### To be done
Repeat each line of the material below exactly as it appears, minus any pictures.

[Collected data entries]
□ □ □ □ □ □ □
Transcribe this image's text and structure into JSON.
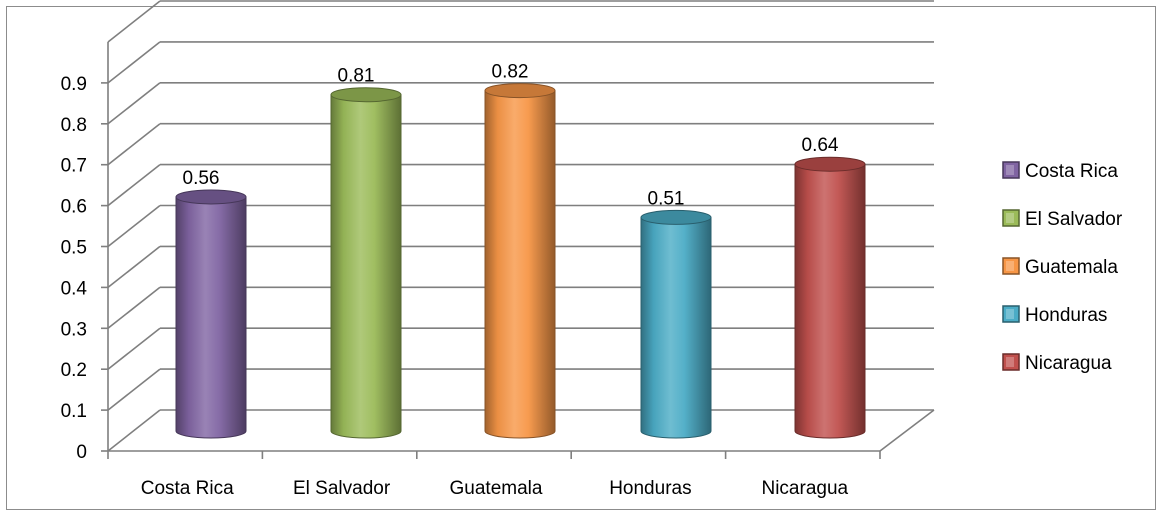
{
  "chart_data": {
    "type": "bar",
    "categories": [
      "Costa Rica",
      "El Salvador",
      "Guatemala",
      "Honduras",
      "Nicaragua"
    ],
    "values": [
      0.56,
      0.81,
      0.82,
      0.51,
      0.64
    ],
    "data_labels": [
      "0.56",
      "0.81",
      "0.82",
      "0.51",
      "0.64"
    ],
    "series": [
      {
        "name": "Costa Rica",
        "color": "#8064a2"
      },
      {
        "name": "El Salvador",
        "color": "#9bbb59"
      },
      {
        "name": "Guatemala",
        "color": "#f79646"
      },
      {
        "name": "Honduras",
        "color": "#4bacc6"
      },
      {
        "name": "Nicaragua",
        "color": "#c0504d"
      }
    ],
    "y_ticks": [
      "0",
      "0.1",
      "0.2",
      "0.3",
      "0.4",
      "0.5",
      "0.6",
      "0.7",
      "0.8",
      "0.9"
    ],
    "ylim": [
      0,
      0.9
    ],
    "grid": true,
    "style": "3d-cylinder",
    "legend_position": "right",
    "title": "",
    "xlabel": "",
    "ylabel": ""
  }
}
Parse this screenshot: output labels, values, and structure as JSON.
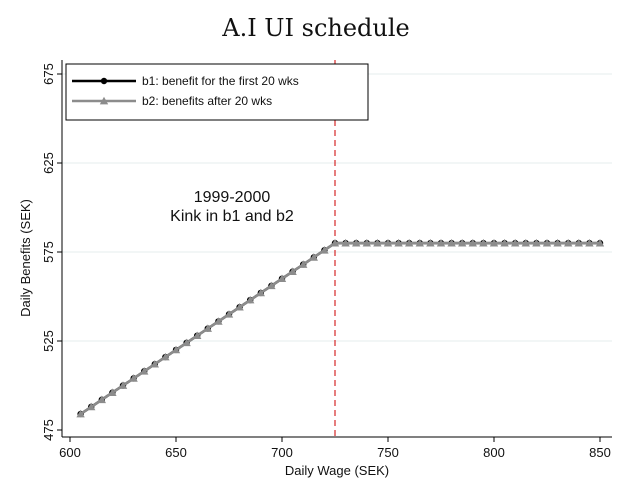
{
  "chart_data": {
    "type": "line",
    "title": "A.I UI schedule",
    "xlabel": "Daily Wage (SEK)",
    "ylabel": "Daily Benefits (SEK)",
    "xlim": [
      600,
      850
    ],
    "ylim": [
      475,
      675
    ],
    "xticks": [
      600,
      650,
      700,
      750,
      800,
      850
    ],
    "yticks": [
      475,
      525,
      575,
      625,
      675
    ],
    "grid": "horizontal",
    "legend_position": "top-left",
    "annotation": {
      "lines": [
        "1999-2000",
        "Kink in b1 and b2"
      ]
    },
    "kink_line": {
      "x": 725,
      "color": "#d62728",
      "style": "dashed"
    },
    "series": [
      {
        "name": "b1: benefit for the first 20 wks",
        "color": "#000000",
        "marker": "circle",
        "x": [
          605,
          610,
          615,
          620,
          625,
          630,
          635,
          640,
          645,
          650,
          655,
          660,
          665,
          670,
          675,
          680,
          685,
          690,
          695,
          700,
          705,
          710,
          715,
          720,
          725,
          730,
          735,
          740,
          745,
          750,
          755,
          760,
          765,
          770,
          775,
          780,
          785,
          790,
          795,
          800,
          805,
          810,
          815,
          820,
          825,
          830,
          835,
          840,
          845,
          850
        ],
        "y": [
          484,
          488,
          492,
          496,
          500,
          504,
          508,
          512,
          516,
          520,
          524,
          528,
          532,
          536,
          540,
          544,
          548,
          552,
          556,
          560,
          564,
          568,
          572,
          576,
          580,
          580,
          580,
          580,
          580,
          580,
          580,
          580,
          580,
          580,
          580,
          580,
          580,
          580,
          580,
          580,
          580,
          580,
          580,
          580,
          580,
          580,
          580,
          580,
          580,
          580
        ]
      },
      {
        "name": "b2: benefits after 20 wks",
        "color": "#8c8c8c",
        "marker": "triangle",
        "x": [
          605,
          610,
          615,
          620,
          625,
          630,
          635,
          640,
          645,
          650,
          655,
          660,
          665,
          670,
          675,
          680,
          685,
          690,
          695,
          700,
          705,
          710,
          715,
          720,
          725,
          730,
          735,
          740,
          745,
          750,
          755,
          760,
          765,
          770,
          775,
          780,
          785,
          790,
          795,
          800,
          805,
          810,
          815,
          820,
          825,
          830,
          835,
          840,
          845,
          850
        ],
        "y": [
          484,
          488,
          492,
          496,
          500,
          504,
          508,
          512,
          516,
          520,
          524,
          528,
          532,
          536,
          540,
          544,
          548,
          552,
          556,
          560,
          564,
          568,
          572,
          576,
          580,
          580,
          580,
          580,
          580,
          580,
          580,
          580,
          580,
          580,
          580,
          580,
          580,
          580,
          580,
          580,
          580,
          580,
          580,
          580,
          580,
          580,
          580,
          580,
          580,
          580
        ]
      }
    ]
  }
}
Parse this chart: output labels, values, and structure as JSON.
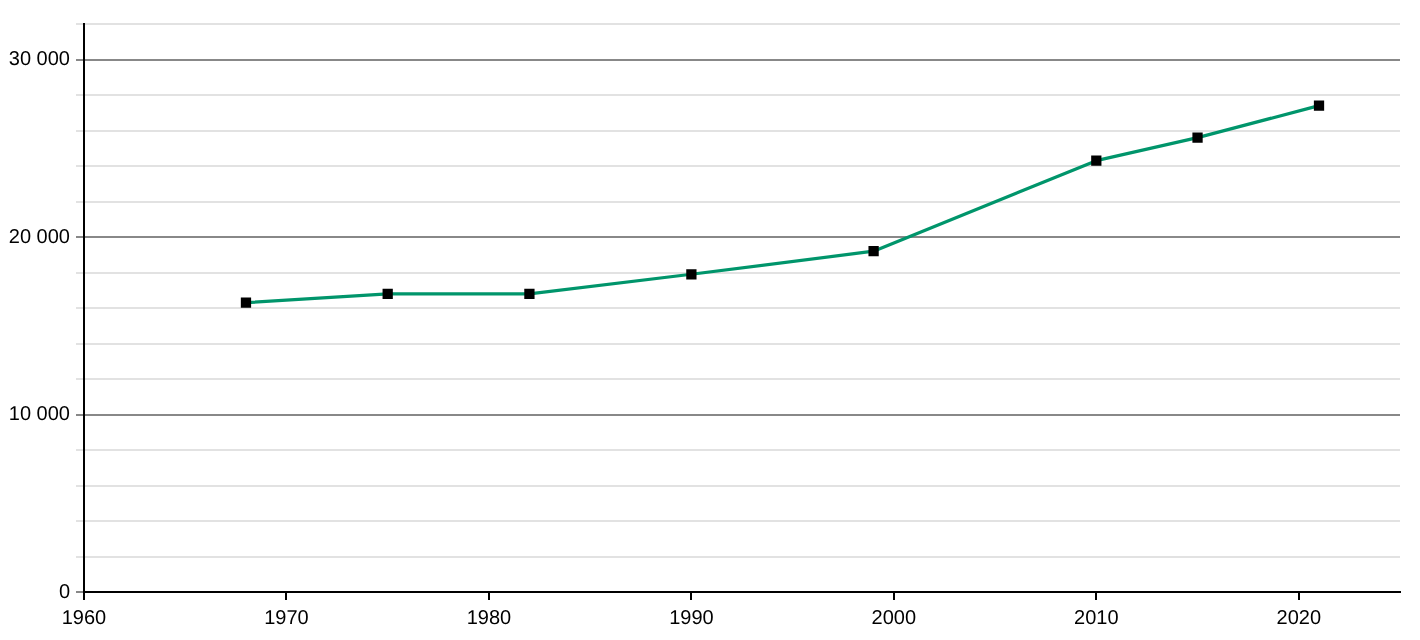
□ □ □ □ □ □ □
### Correct response
Transcribe this image's text and structure into JSON.
{
  "chart_data": {
    "type": "bar",
    "categories": [
      "Costa Rica",
      "El Salvador",
      "Guatemala",
      "Honduras",
      "Nicaragua"
    ],
    "values": [
      0.56,
      0.81,
      0.82,
      0.51,
      0.64
    ],
    "data_labels": [
      "0.56",
      "0.81",
      "0.82",
      "0.51",
      "0.64"
    ],
    "series": [
      {
        "name": "Costa Rica",
        "color": "#8064a2"
      },
      {
        "name": "El Salvador",
        "color": "#9bbb59"
      },
      {
        "name": "Guatemala",
        "color": "#f79646"
      },
      {
        "name": "Honduras",
        "color": "#4bacc6"
      },
      {
        "name": "Nicaragua",
        "color": "#c0504d"
      }
    ],
    "y_ticks": [
      "0",
      "0.1",
      "0.2",
      "0.3",
      "0.4",
      "0.5",
      "0.6",
      "0.7",
      "0.8",
      "0.9"
    ],
    "ylim": [
      0,
      0.9
    ],
    "grid": true,
    "style": "3d-cylinder",
    "legend_position": "right",
    "title": "",
    "xlabel": "",
    "ylabel": ""
  }
}
Parse this screenshot: output labels, values, and structure as JSON.
{
  "chart_data": {
    "type": "line",
    "title": "A.I UI schedule",
    "xlabel": "Daily Wage (SEK)",
    "ylabel": "Daily Benefits (SEK)",
    "xlim": [
      600,
      850
    ],
    "ylim": [
      475,
      675
    ],
    "xticks": [
      600,
      650,
      700,
      750,
      800,
      850
    ],
    "yticks": [
      475,
      525,
      575,
      625,
      675
    ],
    "grid": "horizontal",
    "legend_position": "top-left",
    "annotation": {
      "lines": [
        "1999-2000",
        "Kink in b1 and b2"
      ]
    },
    "kink_line": {
      "x": 725,
      "color": "#d62728",
      "style": "dashed"
    },
    "series": [
      {
        "name": "b1: benefit for the first 20 wks",
        "color": "#000000",
        "marker": "circle",
        "x": [
          605,
          610,
          615,
          620,
          625,
          630,
          635,
          640,
          645,
          650,
          655,
          660,
          665,
          670,
          675,
          680,
          685,
          690,
          695,
          700,
          705,
          710,
          715,
          720,
          725,
          730,
          735,
          740,
          745,
          750,
          755,
          760,
          765,
          770,
          775,
          780,
          785,
          790,
          795,
          800,
          805,
          810,
          815,
          820,
          825,
          830,
          835,
          840,
          845,
          850
        ],
        "y": [
          484,
          488,
          492,
          496,
          500,
          504,
          508,
          512,
          516,
          520,
          524,
          528,
          532,
          536,
          540,
          544,
          548,
          552,
          556,
          560,
          564,
          568,
          572,
          576,
          580,
          580,
          580,
          580,
          580,
          580,
          580,
          580,
          580,
          580,
          580,
          580,
          580,
          580,
          580,
          580,
          580,
          580,
          580,
          580,
          580,
          580,
          580,
          580,
          580,
          580
        ]
      },
      {
        "name": "b2: benefits after 20 wks",
        "color": "#8c8c8c",
        "marker": "triangle",
        "x": [
          605,
          610,
          615,
          620,
          625,
          630,
          635,
          640,
          645,
          650,
          655,
          660,
          665,
          670,
          675,
          680,
          685,
          690,
          695,
          700,
          705,
          710,
          715,
          720,
          725,
          730,
          735,
          740,
          745,
          750,
          755,
          760,
          765,
          770,
          775,
          780,
          785,
          790,
          795,
          800,
          805,
          810,
          815,
          820,
          825,
          830,
          835,
          840,
          845,
          850
        ],
        "y": [
          484,
          488,
          492,
          496,
          500,
          504,
          508,
          512,
          516,
          520,
          524,
          528,
          532,
          536,
          540,
          544,
          548,
          552,
          556,
          560,
          564,
          568,
          572,
          576,
          580,
          580,
          580,
          580,
          580,
          580,
          580,
          580,
          580,
          580,
          580,
          580,
          580,
          580,
          580,
          580,
          580,
          580,
          580,
          580,
          580,
          580,
          580,
          580,
          580,
          580
        ]
      }
    ]
  }
}
Parse this chart: output labels, values, and structure as JSON.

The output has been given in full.